# [What you will do]
Only the number is wanted: how many lines of the data contain "虽然这本书没有给我明确的建议"?

— START OF Dataset records —

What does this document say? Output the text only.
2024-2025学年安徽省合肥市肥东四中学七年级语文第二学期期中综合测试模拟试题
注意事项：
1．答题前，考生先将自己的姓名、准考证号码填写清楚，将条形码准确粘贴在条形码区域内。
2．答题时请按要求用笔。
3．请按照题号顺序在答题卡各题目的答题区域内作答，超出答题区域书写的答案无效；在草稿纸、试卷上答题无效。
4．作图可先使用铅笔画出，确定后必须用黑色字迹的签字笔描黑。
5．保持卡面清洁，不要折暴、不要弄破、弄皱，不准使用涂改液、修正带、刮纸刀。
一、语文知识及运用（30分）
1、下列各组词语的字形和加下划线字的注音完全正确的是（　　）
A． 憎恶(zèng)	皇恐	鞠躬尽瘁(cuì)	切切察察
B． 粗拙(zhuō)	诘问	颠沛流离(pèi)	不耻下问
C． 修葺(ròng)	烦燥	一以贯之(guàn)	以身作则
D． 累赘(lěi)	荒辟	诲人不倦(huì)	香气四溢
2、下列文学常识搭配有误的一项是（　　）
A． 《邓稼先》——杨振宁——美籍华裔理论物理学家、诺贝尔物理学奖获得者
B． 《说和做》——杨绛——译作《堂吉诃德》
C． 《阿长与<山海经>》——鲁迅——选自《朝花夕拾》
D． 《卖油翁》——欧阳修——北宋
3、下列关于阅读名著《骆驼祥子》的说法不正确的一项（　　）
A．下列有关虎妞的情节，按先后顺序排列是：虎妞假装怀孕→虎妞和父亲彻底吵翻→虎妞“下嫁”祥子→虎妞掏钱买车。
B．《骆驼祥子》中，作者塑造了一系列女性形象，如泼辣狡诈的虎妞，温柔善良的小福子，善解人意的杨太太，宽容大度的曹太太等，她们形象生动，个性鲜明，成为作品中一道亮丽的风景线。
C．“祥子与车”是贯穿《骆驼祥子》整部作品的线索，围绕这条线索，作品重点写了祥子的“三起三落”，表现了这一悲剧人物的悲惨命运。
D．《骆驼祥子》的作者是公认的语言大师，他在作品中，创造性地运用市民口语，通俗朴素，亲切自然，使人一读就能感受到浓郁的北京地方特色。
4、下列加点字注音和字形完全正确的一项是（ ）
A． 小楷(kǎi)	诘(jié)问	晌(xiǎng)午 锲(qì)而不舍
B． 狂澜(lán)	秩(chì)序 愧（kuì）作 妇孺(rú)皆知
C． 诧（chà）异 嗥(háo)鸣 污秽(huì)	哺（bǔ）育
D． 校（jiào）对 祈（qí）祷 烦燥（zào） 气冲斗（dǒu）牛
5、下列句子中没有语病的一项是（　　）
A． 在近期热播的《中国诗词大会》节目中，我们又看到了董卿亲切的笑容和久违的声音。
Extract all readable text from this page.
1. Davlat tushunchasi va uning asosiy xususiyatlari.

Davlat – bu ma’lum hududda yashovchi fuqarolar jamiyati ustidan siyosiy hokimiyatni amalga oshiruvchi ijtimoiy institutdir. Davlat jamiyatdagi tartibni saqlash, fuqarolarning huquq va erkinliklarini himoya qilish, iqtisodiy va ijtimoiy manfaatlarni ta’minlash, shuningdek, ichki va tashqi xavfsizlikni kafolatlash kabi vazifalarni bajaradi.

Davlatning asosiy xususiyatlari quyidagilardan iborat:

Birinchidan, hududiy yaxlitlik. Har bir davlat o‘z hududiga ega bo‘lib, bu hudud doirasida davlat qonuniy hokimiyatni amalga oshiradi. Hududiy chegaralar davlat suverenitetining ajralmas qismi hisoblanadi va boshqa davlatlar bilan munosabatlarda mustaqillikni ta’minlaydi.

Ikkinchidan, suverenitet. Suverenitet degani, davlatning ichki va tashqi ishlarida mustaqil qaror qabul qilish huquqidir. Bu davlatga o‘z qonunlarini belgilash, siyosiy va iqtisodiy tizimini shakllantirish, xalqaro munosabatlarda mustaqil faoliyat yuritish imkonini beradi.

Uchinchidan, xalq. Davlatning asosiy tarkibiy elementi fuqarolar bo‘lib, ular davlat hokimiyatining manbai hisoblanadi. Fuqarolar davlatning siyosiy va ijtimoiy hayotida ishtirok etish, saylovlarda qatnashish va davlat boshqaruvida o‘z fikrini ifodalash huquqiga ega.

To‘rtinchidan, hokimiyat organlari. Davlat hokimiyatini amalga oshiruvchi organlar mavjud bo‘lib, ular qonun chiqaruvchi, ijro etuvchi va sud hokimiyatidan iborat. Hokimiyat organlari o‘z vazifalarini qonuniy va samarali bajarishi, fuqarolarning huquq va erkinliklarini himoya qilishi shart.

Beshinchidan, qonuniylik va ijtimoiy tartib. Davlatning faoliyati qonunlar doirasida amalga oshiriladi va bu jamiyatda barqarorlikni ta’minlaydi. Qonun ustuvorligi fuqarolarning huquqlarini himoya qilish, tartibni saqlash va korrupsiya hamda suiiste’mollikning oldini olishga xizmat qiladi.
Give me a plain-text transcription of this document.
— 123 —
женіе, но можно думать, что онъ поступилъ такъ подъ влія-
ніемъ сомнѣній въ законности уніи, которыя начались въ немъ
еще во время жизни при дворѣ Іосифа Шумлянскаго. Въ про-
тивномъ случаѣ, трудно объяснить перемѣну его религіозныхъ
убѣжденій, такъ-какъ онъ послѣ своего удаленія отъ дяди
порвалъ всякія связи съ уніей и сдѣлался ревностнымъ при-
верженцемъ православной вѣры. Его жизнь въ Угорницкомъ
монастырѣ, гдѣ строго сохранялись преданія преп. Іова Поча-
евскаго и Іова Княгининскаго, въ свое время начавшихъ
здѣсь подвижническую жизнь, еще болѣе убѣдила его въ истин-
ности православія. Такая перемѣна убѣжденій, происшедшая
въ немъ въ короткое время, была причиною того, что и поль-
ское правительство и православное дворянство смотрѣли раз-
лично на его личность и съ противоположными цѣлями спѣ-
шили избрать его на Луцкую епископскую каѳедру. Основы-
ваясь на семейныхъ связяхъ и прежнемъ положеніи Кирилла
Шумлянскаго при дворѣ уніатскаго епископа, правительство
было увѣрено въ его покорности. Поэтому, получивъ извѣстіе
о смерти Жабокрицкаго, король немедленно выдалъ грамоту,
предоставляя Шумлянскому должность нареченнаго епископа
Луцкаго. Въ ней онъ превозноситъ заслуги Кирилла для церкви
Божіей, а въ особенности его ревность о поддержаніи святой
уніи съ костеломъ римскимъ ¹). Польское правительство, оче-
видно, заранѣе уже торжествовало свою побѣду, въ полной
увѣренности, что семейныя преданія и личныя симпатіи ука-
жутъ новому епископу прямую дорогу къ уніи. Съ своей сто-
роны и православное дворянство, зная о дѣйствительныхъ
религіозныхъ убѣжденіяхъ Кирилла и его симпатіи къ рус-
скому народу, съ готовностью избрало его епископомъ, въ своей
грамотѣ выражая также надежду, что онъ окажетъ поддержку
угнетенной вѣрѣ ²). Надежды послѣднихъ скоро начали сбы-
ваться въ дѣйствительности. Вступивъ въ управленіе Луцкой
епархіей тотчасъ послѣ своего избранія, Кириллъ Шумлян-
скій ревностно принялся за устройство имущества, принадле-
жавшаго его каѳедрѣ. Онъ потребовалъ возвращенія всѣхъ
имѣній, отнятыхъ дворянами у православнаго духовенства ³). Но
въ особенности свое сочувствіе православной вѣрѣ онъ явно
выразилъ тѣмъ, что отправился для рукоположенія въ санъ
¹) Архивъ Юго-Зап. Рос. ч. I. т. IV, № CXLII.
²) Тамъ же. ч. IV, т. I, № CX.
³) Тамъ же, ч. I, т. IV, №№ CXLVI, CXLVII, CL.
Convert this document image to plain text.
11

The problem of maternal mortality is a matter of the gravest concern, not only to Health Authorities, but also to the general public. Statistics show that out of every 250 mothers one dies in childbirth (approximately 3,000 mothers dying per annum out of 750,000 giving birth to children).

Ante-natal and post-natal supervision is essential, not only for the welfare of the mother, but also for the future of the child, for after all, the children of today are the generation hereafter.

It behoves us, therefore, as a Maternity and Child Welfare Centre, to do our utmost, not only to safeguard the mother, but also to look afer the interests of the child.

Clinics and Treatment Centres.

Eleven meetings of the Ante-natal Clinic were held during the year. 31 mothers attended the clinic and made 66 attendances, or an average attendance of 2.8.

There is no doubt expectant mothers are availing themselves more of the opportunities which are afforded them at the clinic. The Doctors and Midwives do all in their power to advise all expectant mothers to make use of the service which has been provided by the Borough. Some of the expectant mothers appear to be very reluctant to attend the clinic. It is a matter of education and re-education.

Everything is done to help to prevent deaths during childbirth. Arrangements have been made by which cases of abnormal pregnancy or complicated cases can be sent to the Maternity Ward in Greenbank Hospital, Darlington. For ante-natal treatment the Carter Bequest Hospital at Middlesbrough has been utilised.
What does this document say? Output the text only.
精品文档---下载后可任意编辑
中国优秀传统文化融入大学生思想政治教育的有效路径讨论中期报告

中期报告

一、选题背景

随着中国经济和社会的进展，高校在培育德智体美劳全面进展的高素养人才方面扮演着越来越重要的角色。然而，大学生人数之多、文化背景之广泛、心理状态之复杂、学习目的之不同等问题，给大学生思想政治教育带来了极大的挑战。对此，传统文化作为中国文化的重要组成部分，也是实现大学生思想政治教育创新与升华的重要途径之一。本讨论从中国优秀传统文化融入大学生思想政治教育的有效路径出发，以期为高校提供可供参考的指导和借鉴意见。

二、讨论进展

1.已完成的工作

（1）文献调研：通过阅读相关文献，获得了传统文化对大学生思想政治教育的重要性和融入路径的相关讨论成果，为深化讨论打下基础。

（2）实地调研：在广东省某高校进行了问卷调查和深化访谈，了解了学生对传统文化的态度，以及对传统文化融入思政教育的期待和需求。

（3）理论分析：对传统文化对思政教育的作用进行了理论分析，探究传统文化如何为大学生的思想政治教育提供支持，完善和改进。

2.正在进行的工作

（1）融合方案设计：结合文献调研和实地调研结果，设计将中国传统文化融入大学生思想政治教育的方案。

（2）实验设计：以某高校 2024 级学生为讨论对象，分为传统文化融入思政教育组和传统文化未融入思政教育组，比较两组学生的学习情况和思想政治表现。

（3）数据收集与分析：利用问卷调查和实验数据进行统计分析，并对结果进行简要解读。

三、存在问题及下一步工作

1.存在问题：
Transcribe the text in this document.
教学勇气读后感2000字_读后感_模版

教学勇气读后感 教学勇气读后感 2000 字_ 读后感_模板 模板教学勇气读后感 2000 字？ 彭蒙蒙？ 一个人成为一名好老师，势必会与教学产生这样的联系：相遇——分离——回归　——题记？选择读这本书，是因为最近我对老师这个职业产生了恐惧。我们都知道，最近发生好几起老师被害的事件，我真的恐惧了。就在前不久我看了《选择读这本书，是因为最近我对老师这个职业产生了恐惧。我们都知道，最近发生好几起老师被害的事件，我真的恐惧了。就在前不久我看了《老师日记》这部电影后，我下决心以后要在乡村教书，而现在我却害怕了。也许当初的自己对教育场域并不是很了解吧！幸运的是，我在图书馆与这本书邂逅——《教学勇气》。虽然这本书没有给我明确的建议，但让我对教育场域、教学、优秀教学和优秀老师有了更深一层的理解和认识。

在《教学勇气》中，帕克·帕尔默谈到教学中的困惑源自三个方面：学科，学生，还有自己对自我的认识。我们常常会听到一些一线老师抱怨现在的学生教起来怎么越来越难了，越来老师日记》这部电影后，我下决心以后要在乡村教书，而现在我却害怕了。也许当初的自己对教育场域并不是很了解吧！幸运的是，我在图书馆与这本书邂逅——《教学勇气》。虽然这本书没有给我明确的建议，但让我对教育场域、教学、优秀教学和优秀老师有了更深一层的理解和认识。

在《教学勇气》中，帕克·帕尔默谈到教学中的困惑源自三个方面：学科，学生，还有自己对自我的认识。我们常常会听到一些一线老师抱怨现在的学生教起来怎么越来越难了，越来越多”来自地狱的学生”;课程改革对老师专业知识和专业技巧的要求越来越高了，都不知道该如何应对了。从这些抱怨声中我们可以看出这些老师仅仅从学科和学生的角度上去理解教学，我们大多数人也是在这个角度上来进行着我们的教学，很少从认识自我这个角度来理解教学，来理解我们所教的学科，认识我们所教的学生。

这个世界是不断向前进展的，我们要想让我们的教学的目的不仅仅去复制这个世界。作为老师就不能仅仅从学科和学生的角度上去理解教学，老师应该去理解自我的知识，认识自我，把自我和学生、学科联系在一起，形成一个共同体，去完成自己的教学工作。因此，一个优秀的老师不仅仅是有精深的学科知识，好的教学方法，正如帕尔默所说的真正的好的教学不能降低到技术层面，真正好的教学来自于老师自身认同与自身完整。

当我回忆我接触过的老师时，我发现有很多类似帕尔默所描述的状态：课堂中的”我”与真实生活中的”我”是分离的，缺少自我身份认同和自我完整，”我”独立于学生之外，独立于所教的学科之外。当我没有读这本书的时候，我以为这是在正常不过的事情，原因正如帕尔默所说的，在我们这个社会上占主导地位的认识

— END OF Dataset records —

# [Exercise output]
2